What needs to be done -> Find how many lines in the data below include the word "points", then write only that number.

(Records from a dataset)
++++++

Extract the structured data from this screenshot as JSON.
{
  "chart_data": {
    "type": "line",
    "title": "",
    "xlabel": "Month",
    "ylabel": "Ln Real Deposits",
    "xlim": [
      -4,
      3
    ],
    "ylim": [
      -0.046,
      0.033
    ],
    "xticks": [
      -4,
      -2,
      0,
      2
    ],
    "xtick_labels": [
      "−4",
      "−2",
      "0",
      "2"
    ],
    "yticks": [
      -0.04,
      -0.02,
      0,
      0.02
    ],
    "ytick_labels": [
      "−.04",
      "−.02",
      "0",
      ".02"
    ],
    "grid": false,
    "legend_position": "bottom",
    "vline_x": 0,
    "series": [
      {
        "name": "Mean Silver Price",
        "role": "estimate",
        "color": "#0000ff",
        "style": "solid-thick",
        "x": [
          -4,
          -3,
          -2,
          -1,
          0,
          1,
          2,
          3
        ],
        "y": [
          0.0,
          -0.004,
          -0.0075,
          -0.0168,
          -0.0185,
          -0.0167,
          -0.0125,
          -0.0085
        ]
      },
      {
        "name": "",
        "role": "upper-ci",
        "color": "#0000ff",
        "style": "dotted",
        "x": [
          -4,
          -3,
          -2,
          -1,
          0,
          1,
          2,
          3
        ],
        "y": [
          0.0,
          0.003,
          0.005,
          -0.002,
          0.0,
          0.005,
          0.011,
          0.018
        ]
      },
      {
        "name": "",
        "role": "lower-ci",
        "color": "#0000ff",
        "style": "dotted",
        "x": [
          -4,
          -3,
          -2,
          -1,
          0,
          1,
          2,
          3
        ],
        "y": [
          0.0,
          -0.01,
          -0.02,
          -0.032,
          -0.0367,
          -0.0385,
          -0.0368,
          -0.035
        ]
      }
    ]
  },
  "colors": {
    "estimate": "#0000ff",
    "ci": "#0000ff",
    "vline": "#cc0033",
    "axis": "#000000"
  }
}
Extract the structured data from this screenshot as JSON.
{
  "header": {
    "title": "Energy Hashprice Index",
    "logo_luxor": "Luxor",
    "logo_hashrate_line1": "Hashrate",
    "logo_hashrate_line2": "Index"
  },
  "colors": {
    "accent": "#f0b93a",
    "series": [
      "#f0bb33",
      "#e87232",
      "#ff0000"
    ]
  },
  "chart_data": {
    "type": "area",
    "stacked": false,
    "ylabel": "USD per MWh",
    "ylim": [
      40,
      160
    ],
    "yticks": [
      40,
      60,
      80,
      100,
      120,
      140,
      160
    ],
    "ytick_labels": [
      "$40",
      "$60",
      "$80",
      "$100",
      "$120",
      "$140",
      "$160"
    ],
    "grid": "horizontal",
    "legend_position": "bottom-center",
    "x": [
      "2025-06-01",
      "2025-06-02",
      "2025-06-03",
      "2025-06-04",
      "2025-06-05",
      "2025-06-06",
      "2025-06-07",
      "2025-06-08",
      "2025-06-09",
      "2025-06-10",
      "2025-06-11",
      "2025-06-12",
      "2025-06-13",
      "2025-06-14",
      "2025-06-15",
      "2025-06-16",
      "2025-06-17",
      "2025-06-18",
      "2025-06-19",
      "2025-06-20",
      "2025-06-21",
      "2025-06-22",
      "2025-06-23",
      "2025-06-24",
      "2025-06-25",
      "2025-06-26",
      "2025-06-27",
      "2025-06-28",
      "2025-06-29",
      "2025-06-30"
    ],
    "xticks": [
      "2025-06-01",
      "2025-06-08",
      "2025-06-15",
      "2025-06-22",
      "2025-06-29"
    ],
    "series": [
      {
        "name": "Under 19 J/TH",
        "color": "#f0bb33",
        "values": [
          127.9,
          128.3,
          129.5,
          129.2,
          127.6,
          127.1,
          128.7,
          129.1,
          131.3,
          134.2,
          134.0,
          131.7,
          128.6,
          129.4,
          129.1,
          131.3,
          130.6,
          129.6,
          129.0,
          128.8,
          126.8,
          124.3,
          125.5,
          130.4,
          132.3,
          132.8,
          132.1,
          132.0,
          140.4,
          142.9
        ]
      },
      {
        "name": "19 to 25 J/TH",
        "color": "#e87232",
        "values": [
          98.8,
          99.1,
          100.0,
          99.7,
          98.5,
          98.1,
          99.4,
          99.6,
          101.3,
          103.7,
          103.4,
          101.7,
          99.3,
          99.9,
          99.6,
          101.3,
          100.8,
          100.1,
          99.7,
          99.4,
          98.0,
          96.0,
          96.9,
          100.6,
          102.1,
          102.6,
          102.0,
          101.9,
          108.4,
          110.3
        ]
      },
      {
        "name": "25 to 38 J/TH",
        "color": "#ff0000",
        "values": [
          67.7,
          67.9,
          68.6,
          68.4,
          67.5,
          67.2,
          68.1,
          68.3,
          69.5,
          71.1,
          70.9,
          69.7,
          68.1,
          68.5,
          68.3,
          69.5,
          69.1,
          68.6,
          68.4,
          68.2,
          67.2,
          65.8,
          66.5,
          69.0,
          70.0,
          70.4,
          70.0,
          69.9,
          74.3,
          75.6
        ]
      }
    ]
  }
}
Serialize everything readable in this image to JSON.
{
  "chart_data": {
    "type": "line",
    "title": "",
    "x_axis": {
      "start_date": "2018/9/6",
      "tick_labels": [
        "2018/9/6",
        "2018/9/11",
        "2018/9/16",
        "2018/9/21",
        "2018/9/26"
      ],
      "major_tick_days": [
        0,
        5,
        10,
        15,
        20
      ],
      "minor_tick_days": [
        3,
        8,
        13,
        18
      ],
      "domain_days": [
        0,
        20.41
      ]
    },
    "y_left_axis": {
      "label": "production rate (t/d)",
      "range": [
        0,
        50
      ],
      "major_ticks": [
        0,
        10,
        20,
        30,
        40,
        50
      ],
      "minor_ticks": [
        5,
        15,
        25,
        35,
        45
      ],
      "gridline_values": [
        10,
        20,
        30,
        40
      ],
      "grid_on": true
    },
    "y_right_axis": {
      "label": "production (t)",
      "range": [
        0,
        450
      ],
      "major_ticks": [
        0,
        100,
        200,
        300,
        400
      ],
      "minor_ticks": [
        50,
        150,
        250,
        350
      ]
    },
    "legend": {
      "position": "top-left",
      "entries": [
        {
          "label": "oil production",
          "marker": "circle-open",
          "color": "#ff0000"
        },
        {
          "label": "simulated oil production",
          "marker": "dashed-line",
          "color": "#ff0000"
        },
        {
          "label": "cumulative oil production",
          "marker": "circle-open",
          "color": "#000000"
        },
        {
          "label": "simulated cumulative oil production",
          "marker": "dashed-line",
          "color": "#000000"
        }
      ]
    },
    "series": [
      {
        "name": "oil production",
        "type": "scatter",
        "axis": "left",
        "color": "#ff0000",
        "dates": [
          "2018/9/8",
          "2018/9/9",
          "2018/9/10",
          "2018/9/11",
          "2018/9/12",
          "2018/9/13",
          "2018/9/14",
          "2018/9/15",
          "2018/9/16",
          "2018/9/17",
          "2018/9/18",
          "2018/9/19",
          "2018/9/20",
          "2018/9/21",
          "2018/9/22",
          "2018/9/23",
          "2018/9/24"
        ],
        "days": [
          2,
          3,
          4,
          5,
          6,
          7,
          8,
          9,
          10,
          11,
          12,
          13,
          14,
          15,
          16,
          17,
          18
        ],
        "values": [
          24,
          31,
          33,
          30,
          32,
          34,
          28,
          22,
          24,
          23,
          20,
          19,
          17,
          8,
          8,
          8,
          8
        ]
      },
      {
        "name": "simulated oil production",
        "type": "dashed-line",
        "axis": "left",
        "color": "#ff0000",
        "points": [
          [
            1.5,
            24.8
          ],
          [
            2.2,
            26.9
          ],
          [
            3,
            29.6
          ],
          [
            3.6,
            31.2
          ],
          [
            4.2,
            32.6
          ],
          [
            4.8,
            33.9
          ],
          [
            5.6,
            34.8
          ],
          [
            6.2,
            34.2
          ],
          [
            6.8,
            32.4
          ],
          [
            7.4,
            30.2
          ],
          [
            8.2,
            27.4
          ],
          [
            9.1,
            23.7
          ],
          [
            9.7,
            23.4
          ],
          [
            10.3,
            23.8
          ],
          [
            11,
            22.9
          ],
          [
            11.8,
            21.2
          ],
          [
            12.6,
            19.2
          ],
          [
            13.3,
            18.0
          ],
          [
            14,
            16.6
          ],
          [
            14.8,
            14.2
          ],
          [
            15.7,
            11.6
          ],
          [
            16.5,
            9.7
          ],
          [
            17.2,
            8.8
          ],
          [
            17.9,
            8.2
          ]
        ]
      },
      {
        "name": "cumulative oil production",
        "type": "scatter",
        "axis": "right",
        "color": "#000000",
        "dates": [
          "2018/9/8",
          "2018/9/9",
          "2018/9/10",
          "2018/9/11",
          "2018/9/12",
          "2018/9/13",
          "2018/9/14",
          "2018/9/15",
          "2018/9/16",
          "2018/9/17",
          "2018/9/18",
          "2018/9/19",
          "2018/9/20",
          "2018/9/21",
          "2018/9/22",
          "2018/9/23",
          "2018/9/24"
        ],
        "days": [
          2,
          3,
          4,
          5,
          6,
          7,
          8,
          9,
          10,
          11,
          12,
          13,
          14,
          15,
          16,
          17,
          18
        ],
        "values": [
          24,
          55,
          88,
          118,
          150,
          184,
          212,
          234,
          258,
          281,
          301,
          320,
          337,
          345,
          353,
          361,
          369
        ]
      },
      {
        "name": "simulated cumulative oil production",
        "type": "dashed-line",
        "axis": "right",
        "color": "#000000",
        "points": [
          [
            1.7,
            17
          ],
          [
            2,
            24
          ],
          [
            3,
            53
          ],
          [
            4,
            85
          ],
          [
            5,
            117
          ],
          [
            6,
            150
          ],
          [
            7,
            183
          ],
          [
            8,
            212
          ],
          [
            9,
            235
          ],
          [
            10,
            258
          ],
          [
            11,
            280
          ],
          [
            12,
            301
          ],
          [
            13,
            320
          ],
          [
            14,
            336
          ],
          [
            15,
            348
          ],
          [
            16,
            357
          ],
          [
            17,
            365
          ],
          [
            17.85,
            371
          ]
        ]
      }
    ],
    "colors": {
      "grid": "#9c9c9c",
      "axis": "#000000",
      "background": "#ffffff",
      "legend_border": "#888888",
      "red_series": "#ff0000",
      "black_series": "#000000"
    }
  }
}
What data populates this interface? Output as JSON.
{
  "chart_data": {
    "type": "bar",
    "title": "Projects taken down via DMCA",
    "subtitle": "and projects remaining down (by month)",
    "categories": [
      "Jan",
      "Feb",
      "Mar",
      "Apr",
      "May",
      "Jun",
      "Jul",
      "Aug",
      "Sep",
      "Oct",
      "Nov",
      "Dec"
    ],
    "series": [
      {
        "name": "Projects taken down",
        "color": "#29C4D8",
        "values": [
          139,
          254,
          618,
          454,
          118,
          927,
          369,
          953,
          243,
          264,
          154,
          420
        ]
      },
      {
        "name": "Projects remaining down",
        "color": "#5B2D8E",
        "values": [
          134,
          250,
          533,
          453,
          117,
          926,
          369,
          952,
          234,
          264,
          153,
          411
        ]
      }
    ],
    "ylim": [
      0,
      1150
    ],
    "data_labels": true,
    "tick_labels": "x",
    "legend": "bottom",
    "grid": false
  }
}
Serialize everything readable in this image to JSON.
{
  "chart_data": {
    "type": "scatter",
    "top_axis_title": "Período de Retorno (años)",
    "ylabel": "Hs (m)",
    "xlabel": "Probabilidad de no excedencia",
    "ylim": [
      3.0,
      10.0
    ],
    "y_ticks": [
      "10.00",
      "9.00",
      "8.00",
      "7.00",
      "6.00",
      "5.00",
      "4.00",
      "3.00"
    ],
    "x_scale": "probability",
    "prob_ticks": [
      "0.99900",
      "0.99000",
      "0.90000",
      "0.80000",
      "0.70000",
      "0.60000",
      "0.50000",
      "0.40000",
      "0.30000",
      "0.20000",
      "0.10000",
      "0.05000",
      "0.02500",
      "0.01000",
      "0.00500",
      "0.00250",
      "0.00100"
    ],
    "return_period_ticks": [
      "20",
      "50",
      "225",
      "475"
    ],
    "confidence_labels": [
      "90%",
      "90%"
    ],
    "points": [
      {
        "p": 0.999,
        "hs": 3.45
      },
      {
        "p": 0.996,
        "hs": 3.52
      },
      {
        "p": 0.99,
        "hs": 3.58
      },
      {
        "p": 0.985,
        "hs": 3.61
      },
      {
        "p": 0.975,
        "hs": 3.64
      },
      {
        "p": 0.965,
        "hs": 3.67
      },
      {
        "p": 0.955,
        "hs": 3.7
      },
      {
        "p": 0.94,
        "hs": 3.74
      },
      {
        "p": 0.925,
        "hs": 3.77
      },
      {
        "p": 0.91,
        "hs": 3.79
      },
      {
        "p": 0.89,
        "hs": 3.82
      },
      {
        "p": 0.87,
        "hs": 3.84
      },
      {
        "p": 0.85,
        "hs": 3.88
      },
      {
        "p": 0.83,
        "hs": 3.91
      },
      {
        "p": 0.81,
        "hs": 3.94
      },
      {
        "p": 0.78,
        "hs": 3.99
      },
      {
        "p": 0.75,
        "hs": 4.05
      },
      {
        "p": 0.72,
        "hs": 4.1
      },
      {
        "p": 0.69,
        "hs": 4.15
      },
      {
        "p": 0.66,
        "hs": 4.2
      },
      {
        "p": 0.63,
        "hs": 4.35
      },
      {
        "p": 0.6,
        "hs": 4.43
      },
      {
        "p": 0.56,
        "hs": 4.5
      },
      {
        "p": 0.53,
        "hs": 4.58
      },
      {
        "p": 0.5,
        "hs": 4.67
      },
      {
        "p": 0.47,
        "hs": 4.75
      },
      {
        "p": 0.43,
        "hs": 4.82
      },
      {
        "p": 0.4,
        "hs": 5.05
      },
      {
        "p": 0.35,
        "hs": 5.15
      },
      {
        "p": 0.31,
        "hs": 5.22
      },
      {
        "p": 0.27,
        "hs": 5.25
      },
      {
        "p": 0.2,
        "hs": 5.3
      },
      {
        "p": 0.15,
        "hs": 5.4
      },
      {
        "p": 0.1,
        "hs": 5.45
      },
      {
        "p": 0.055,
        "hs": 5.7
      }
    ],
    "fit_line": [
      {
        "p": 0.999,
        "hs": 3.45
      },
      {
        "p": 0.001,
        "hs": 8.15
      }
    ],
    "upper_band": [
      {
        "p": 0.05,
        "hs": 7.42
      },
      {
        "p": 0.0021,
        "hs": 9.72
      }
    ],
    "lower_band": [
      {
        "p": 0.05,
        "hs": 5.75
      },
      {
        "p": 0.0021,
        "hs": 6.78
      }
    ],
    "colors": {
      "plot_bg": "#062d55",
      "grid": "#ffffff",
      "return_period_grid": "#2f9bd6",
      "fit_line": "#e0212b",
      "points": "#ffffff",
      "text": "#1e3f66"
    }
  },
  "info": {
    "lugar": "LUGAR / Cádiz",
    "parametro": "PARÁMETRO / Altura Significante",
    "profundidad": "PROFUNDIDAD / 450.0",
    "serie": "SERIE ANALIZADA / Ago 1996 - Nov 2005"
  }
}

++++++

Problem solution -> 4